▶ **STATED GOAL**: Tell how many lines in these records contain the string "ylabel", with only the number as the reply.

▶ **RAW RECORDS**:
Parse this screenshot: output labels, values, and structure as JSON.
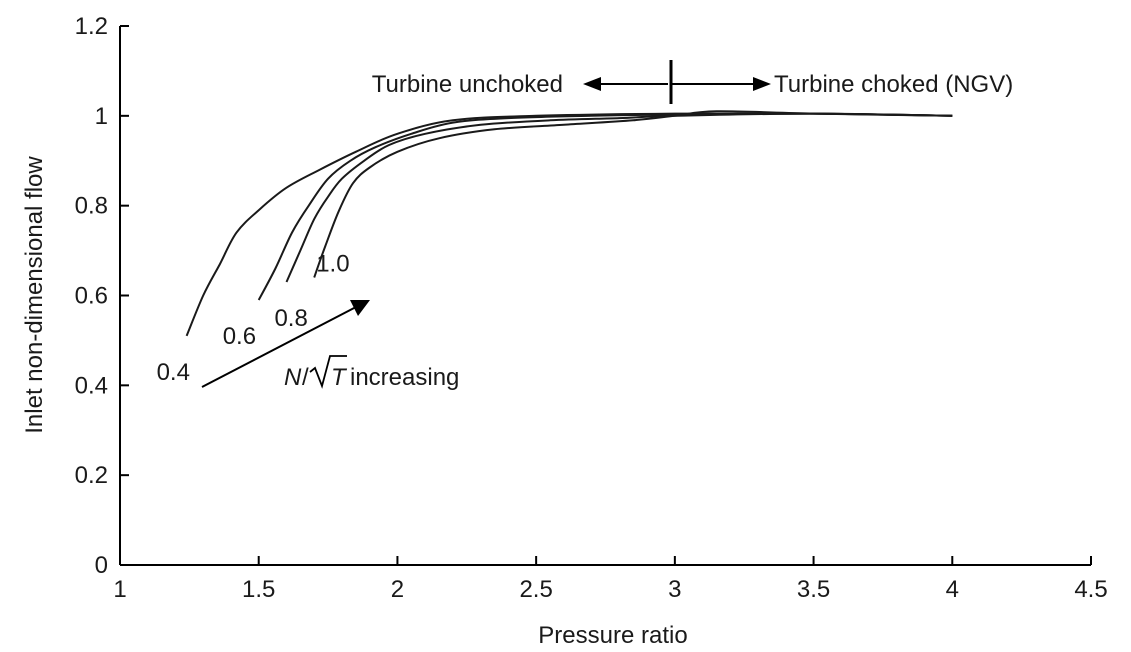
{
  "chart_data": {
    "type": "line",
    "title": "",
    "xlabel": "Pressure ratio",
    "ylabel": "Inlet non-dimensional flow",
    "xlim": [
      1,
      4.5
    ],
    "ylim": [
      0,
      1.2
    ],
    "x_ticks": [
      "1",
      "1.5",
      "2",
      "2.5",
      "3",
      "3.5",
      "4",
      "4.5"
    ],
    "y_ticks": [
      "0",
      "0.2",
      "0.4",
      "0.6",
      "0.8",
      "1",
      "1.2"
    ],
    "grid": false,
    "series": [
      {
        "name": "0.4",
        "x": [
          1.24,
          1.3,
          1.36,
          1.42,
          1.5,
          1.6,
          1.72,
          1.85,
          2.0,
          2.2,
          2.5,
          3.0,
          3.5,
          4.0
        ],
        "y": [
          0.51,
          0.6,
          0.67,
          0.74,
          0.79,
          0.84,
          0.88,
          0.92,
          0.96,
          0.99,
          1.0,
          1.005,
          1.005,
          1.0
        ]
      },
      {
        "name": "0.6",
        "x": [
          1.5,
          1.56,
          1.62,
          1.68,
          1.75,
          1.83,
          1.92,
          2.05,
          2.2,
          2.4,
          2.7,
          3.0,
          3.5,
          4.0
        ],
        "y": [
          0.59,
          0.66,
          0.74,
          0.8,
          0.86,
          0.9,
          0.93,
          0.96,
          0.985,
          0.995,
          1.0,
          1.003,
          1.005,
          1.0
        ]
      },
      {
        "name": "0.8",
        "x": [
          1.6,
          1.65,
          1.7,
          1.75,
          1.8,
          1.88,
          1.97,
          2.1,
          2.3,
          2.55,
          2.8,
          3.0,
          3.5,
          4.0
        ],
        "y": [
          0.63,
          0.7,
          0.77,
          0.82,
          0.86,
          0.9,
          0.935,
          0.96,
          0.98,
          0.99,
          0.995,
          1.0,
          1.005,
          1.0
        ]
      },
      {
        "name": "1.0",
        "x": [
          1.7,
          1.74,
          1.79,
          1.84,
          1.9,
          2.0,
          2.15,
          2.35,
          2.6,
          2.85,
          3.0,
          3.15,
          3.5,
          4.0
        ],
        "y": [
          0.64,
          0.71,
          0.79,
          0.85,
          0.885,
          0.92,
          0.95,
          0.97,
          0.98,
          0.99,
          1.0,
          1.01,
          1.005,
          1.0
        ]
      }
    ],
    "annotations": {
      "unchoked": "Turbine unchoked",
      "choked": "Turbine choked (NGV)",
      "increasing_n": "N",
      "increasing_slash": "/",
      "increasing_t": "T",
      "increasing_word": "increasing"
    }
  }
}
--
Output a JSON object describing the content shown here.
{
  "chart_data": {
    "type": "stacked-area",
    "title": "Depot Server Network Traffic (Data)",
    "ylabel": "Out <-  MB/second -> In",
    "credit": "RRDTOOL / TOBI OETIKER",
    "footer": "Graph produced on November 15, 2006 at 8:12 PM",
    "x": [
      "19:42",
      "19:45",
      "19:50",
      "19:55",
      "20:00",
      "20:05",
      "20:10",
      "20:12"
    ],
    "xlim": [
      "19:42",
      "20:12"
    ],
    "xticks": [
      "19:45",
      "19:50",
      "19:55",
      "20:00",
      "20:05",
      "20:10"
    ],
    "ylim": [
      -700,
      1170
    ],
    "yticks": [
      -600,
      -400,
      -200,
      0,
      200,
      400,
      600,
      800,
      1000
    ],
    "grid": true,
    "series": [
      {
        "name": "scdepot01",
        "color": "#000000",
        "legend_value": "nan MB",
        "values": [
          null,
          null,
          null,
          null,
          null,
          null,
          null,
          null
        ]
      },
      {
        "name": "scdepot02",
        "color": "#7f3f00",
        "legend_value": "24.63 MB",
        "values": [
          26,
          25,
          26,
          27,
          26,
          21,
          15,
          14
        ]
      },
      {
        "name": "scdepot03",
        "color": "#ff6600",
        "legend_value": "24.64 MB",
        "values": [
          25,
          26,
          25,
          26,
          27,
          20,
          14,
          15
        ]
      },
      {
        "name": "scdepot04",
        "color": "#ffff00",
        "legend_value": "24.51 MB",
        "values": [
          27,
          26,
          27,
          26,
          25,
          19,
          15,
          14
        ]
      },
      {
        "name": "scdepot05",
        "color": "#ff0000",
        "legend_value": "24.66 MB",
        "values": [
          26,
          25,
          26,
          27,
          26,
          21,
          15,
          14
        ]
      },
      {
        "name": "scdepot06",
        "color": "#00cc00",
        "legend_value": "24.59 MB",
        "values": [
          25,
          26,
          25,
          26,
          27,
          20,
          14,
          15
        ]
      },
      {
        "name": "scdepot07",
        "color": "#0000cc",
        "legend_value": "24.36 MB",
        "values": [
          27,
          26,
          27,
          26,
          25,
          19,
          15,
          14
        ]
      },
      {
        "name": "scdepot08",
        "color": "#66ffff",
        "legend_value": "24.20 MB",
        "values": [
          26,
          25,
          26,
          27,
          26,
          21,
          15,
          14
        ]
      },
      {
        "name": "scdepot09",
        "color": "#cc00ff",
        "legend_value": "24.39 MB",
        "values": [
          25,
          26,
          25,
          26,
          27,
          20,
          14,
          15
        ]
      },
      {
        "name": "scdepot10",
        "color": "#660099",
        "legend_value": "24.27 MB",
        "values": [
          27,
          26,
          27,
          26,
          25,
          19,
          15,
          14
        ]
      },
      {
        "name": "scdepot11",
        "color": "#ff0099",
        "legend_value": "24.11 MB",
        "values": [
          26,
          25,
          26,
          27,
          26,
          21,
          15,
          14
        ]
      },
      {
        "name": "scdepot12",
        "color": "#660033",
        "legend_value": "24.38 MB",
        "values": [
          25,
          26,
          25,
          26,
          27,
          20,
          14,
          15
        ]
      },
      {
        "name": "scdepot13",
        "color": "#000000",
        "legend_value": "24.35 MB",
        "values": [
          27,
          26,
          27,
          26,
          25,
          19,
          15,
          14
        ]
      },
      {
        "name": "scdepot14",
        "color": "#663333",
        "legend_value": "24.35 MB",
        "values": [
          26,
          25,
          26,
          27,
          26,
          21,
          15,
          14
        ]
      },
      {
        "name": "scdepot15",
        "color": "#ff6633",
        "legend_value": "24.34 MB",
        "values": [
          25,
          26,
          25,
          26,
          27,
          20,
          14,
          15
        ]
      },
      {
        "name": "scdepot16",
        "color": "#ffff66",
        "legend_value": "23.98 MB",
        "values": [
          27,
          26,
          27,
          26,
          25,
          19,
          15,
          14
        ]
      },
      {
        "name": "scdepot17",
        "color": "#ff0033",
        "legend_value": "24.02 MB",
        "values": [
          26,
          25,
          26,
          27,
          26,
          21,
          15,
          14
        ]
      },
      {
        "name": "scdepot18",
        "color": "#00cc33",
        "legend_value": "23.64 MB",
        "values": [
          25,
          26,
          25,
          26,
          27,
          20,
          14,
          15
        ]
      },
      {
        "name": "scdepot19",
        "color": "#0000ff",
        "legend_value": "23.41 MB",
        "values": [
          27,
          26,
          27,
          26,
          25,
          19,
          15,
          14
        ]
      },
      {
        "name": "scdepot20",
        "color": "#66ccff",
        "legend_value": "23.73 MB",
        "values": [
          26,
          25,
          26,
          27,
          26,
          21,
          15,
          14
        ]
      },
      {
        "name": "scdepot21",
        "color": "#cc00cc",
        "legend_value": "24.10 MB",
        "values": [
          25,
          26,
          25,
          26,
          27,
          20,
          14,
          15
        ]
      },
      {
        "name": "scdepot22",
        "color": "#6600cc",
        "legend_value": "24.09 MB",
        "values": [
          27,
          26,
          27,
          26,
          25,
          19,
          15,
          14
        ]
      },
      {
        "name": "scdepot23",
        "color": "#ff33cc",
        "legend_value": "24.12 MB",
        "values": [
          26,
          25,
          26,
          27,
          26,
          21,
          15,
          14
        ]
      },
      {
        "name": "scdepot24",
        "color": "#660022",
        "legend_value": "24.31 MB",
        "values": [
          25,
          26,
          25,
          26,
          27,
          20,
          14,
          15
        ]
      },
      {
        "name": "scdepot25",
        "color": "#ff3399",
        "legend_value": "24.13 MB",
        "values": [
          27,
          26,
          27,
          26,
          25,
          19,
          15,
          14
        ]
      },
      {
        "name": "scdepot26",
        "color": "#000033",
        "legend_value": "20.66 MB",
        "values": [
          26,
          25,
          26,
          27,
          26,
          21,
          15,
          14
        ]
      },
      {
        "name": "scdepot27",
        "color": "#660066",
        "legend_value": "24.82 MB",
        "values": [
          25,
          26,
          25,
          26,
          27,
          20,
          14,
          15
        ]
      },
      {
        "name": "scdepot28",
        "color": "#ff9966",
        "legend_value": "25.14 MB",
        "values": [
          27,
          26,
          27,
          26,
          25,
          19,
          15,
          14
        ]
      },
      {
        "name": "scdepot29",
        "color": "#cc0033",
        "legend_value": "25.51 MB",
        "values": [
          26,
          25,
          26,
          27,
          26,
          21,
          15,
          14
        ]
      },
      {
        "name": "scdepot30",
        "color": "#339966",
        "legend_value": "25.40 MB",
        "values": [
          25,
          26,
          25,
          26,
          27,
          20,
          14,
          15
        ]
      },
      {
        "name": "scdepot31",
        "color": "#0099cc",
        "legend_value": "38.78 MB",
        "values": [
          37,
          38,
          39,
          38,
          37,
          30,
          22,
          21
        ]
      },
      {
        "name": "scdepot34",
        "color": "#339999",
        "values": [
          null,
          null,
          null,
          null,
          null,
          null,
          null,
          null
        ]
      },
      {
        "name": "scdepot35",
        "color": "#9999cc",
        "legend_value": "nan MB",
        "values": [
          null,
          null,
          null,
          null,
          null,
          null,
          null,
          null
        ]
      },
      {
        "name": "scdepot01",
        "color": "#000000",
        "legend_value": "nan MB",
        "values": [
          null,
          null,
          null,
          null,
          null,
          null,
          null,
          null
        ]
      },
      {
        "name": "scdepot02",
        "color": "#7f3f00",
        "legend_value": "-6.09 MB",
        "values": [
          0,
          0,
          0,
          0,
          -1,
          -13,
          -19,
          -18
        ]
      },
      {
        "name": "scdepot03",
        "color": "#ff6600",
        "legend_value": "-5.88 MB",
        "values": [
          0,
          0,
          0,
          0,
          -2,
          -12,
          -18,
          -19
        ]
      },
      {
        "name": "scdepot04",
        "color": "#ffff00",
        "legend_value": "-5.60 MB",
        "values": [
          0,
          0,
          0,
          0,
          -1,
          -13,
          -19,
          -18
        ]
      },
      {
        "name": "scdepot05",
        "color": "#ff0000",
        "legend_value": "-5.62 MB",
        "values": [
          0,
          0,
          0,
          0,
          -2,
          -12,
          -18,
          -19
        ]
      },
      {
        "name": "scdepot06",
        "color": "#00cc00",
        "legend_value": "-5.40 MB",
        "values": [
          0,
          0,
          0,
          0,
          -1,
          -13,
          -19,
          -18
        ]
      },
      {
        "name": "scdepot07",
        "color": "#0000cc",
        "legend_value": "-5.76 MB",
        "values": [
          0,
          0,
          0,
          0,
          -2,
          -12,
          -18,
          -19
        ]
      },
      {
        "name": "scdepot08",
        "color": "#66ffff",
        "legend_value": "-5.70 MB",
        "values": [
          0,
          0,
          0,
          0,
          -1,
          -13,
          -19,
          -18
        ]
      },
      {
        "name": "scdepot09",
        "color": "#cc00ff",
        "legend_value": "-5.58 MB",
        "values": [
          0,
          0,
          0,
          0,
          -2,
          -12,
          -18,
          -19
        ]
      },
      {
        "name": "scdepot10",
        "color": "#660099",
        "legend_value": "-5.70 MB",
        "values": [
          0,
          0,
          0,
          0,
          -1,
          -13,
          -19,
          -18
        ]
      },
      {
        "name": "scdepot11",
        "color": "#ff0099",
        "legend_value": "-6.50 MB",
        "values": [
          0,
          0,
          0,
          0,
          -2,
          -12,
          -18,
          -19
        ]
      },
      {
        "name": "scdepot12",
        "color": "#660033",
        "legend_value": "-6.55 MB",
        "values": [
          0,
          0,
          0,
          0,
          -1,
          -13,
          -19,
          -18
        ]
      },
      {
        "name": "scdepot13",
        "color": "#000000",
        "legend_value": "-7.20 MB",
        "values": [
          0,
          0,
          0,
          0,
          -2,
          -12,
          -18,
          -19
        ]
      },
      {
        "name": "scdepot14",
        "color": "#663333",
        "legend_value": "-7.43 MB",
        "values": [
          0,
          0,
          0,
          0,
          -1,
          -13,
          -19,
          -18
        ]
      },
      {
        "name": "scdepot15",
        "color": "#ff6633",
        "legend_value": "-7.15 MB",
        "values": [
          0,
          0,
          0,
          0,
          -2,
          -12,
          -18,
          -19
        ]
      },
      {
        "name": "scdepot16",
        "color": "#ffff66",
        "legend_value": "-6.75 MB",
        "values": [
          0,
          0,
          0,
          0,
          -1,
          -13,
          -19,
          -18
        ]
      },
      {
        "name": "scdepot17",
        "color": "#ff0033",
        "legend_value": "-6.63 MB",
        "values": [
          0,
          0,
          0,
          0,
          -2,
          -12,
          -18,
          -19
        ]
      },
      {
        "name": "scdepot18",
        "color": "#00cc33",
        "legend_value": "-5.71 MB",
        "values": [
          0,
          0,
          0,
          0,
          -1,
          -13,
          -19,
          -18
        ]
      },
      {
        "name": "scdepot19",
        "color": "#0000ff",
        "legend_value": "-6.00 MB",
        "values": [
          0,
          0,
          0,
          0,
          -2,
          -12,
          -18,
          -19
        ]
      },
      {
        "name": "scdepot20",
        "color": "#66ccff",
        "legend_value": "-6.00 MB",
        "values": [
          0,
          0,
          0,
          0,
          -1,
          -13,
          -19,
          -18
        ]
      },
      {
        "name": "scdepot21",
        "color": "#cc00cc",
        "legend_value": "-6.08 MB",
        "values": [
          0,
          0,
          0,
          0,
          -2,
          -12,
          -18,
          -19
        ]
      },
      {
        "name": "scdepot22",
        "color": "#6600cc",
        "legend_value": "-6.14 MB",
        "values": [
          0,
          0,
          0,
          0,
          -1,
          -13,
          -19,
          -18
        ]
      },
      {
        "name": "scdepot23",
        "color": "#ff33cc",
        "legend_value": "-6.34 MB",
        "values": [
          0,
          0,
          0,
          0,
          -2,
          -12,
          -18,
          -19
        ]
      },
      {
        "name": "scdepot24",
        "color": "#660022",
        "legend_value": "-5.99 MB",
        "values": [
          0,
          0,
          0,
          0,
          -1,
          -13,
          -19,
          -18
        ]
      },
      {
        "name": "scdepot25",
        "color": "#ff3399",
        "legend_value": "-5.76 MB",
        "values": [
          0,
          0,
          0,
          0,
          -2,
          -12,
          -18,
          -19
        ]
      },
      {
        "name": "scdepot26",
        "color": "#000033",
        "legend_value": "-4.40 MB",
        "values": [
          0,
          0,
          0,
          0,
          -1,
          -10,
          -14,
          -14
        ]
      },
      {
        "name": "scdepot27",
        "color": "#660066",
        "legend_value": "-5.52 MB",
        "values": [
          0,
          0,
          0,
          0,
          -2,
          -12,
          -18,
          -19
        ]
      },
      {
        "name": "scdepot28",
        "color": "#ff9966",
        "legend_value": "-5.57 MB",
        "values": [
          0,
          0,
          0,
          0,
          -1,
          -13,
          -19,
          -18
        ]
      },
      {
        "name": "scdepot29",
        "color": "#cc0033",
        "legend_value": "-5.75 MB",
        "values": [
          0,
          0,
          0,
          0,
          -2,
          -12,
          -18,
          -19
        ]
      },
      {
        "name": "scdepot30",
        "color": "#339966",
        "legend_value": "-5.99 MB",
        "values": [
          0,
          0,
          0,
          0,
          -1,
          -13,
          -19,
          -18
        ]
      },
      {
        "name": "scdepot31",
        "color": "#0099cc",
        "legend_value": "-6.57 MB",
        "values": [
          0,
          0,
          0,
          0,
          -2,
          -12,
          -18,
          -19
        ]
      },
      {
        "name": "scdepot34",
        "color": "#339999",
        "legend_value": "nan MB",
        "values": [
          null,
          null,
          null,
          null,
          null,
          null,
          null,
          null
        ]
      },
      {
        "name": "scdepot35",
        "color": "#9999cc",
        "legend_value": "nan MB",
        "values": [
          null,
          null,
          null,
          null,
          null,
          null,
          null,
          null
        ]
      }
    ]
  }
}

▶ **ANSWER TO THIS TASK**: 2